Required work: Search the listing below for the string "JSON" and show each line that contains it.

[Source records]

-----

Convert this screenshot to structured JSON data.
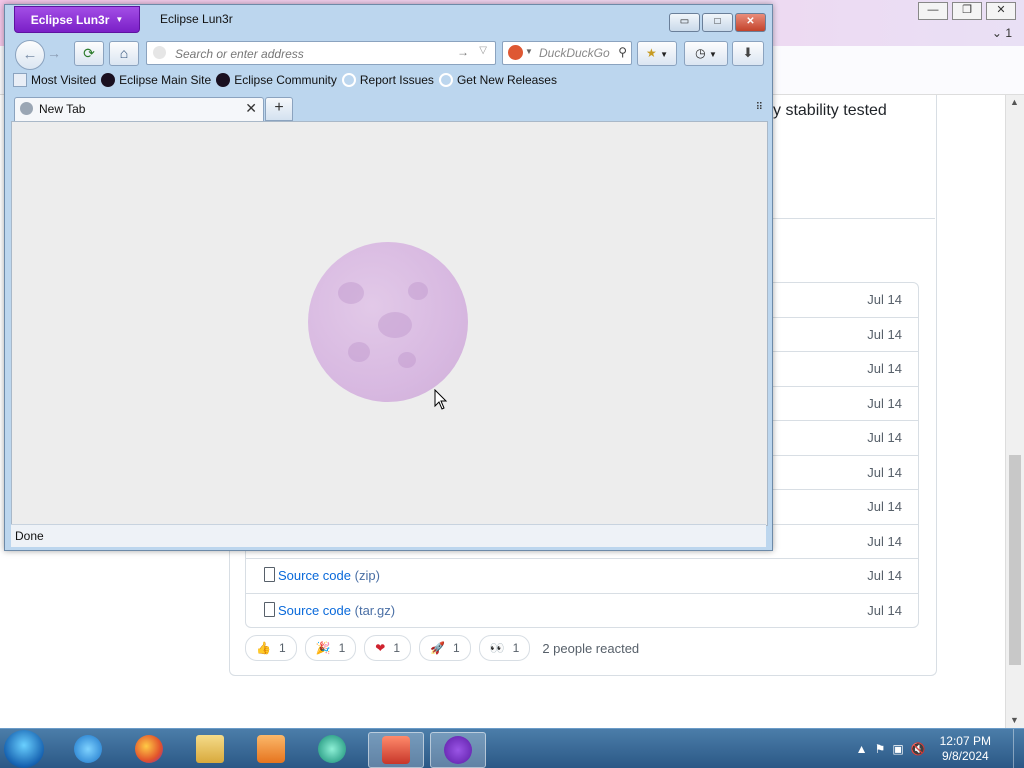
{
  "background_browser": {
    "tab_count": "1",
    "release_text": "tly stability tested",
    "assets": [
      {
        "name": "",
        "ext": "",
        "date": "Jul 14"
      },
      {
        "name": "",
        "ext": "",
        "date": "Jul 14"
      },
      {
        "name": "",
        "ext": "",
        "date": "Jul 14"
      },
      {
        "name": "",
        "ext": "",
        "date": "Jul 14"
      },
      {
        "name": "",
        "ext": "",
        "date": "Jul 14"
      },
      {
        "name": "",
        "ext": "",
        "date": "Jul 14"
      },
      {
        "name": "",
        "ext": "",
        "date": "Jul 14"
      },
      {
        "name": "",
        "ext": "",
        "date": "Jul 14"
      },
      {
        "name": "Source code",
        "ext": "(zip)",
        "date": "Jul 14"
      },
      {
        "name": "Source code",
        "ext": "(tar.gz)",
        "date": "Jul 14"
      }
    ],
    "reactions": [
      {
        "emoji": "👍",
        "count": "1"
      },
      {
        "emoji": "🎉",
        "count": "1"
      },
      {
        "emoji": "❤",
        "count": "1"
      },
      {
        "emoji": "🚀",
        "count": "1"
      },
      {
        "emoji": "👀",
        "count": "1"
      }
    ],
    "reacted_text": "2 people reacted"
  },
  "window": {
    "app_button": "Eclipse Lun3r",
    "title": "Eclipse Lun3r",
    "controls": {
      "minimize": "▭",
      "maximize": "□",
      "close": "✕"
    }
  },
  "navbar": {
    "url_placeholder": "Search or enter address",
    "search_placeholder": "DuckDuckGo"
  },
  "bookmarks": [
    {
      "label": "Most Visited",
      "icon": "most-visited-icon"
    },
    {
      "label": "Eclipse Main Site",
      "icon": "eclipse-icon"
    },
    {
      "label": "Eclipse Community",
      "icon": "eclipse-icon"
    },
    {
      "label": "Report Issues",
      "icon": "github-icon"
    },
    {
      "label": "Get New Releases",
      "icon": "github-icon"
    }
  ],
  "tabs": [
    {
      "label": "New Tab"
    }
  ],
  "status": "Done",
  "taskbar": {
    "time": "12:07 PM",
    "date": "9/8/2024"
  }
}
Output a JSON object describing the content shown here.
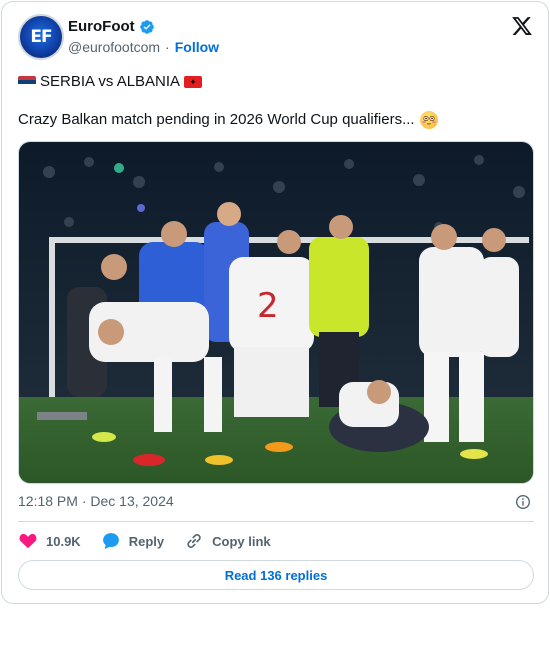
{
  "author": {
    "display_name": "EuroFoot",
    "handle": "@eurofootcom",
    "follow_label": "Follow",
    "avatar_text": "EF",
    "verified": true
  },
  "tweet": {
    "line1": "SERBIA vs ALBANIA",
    "line2": "Crazy Balkan match pending in 2026 World Cup qualifiers...",
    "flag_left": "serbia-flag",
    "flag_right": "albania-flag",
    "emoji_end": "flushed-face-emoji",
    "image_alt": "Players from Serbia and Albania brawling on the pitch with a steward"
  },
  "meta": {
    "timestamp": "12:18 PM · Dec 13, 2024"
  },
  "actions": {
    "likes": "10.9K",
    "reply_label": "Reply",
    "copy_label": "Copy link"
  },
  "footer": {
    "read_replies_label": "Read 136 replies"
  },
  "colors": {
    "link_blue": "#006fd6",
    "like_pink": "#f91880",
    "border": "#cfd9de",
    "muted": "#536471"
  }
}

-----

Task result:
Convert this screenshot to structured JSON data.
Output a JSON object describing the content shown here.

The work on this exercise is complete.